What you have to do. Tally the lines in these records that hold the string "Andrea", and reply with the number alone.

Information provided.

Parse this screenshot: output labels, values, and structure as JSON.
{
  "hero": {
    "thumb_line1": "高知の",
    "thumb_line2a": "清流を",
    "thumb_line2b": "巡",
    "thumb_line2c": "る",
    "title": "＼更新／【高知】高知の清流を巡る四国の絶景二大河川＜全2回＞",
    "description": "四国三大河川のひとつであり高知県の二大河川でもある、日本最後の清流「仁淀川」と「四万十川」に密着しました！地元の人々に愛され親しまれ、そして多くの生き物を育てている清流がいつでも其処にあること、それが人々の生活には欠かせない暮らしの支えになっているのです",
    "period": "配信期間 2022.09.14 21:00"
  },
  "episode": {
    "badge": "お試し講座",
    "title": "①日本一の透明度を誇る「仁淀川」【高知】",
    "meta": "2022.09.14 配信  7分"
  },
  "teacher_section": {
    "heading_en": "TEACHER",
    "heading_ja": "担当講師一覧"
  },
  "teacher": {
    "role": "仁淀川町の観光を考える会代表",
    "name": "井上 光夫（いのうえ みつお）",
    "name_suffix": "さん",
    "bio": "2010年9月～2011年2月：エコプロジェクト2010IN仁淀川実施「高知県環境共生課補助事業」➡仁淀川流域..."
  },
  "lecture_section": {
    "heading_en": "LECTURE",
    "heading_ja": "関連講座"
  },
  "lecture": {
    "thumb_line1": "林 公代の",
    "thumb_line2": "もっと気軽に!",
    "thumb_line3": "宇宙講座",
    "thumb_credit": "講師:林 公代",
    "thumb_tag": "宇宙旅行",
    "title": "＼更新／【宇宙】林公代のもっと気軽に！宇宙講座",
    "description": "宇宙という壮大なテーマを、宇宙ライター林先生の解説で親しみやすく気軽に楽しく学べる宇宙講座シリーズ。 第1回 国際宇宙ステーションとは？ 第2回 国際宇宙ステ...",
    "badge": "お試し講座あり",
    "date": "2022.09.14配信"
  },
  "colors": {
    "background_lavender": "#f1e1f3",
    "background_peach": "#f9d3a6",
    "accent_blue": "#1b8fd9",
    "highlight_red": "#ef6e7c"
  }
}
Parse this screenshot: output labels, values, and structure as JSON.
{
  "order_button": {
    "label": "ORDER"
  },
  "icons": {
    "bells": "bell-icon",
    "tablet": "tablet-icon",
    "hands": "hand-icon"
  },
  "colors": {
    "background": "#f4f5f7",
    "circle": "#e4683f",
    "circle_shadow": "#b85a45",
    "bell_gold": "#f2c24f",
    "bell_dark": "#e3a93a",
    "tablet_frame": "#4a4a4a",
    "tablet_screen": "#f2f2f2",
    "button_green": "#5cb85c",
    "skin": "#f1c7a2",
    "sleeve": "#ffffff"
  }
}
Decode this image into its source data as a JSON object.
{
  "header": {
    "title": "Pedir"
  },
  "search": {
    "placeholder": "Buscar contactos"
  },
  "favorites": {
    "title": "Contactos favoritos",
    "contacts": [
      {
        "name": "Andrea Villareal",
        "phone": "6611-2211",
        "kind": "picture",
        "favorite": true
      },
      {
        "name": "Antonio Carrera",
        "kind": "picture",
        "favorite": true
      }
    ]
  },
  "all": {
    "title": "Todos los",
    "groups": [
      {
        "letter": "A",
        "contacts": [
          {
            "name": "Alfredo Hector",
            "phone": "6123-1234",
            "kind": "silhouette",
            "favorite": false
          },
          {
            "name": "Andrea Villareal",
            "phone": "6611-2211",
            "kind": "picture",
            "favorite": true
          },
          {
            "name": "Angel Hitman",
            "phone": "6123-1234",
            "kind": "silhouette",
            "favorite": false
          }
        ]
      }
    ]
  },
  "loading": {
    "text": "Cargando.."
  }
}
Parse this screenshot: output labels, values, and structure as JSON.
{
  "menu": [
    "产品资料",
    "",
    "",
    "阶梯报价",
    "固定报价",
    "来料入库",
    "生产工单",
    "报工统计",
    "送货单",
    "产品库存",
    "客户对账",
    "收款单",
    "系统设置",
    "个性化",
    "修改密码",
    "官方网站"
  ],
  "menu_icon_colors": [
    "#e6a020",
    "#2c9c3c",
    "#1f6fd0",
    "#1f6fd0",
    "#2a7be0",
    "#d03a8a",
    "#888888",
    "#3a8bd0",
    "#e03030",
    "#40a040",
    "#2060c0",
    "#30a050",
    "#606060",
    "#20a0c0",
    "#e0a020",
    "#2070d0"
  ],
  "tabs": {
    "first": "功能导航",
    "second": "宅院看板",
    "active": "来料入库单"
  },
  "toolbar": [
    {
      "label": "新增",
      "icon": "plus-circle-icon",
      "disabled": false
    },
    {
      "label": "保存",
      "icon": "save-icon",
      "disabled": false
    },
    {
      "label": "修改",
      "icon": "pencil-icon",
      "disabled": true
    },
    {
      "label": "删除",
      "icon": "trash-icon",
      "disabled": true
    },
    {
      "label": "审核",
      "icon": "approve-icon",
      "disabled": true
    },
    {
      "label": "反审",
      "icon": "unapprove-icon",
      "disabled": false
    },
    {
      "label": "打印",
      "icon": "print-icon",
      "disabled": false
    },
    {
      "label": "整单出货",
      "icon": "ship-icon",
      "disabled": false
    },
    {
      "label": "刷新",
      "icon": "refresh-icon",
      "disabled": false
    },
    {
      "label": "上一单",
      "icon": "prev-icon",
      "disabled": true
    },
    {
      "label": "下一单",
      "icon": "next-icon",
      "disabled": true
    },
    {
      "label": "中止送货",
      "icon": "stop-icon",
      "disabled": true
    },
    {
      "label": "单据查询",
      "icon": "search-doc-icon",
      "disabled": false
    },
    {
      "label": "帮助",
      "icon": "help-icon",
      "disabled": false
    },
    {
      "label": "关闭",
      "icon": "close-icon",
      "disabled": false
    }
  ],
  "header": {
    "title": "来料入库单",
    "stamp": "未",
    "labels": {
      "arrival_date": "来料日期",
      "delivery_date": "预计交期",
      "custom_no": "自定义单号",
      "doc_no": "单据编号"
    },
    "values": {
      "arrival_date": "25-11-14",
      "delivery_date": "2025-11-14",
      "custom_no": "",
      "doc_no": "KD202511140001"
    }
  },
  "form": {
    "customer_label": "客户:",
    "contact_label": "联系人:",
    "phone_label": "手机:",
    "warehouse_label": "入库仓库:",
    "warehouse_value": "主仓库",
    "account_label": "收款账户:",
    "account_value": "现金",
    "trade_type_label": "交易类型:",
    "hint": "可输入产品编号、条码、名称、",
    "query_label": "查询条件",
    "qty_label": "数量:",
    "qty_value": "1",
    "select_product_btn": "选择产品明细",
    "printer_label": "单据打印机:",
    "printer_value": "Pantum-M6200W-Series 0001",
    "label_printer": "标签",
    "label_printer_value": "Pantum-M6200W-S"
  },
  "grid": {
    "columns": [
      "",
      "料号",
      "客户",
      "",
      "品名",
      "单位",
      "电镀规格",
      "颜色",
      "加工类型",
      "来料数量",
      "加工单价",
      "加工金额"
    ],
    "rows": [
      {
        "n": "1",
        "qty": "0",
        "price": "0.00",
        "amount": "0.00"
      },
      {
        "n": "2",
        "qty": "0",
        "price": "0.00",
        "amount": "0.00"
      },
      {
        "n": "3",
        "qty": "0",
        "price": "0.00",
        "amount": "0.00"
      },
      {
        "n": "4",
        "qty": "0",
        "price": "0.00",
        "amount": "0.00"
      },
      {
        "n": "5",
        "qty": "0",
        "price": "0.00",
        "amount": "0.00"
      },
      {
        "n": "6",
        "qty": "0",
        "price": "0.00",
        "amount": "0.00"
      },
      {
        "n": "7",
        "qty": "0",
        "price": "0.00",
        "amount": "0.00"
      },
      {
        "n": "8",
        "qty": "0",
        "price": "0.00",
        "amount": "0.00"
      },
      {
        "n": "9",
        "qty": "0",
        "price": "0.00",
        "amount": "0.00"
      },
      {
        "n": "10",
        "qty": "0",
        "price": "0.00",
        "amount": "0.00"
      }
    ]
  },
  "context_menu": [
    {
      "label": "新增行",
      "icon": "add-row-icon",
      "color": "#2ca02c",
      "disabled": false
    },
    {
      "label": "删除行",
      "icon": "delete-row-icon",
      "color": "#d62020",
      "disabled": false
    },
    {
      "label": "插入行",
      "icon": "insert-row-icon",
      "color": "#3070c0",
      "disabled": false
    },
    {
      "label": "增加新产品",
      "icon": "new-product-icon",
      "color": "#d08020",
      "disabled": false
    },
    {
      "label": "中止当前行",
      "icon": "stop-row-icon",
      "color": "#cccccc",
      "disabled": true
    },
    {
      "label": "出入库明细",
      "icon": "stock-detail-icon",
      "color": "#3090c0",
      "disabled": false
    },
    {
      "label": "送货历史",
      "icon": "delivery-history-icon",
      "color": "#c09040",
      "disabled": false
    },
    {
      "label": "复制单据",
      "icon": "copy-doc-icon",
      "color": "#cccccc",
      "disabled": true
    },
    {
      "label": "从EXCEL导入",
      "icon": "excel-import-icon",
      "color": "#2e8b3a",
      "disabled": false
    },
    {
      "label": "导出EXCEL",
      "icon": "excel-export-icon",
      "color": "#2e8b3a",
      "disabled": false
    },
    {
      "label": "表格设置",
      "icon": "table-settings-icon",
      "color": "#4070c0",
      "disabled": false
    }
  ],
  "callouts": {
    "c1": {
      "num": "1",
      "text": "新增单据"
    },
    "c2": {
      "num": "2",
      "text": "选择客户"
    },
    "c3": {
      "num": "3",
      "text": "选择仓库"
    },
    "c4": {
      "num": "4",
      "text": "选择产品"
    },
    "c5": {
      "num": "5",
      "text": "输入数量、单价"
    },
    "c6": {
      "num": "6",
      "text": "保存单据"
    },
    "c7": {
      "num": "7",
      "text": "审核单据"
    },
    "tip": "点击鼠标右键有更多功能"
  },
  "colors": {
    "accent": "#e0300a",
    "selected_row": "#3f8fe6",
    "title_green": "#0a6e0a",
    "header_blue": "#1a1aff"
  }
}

Result below. 2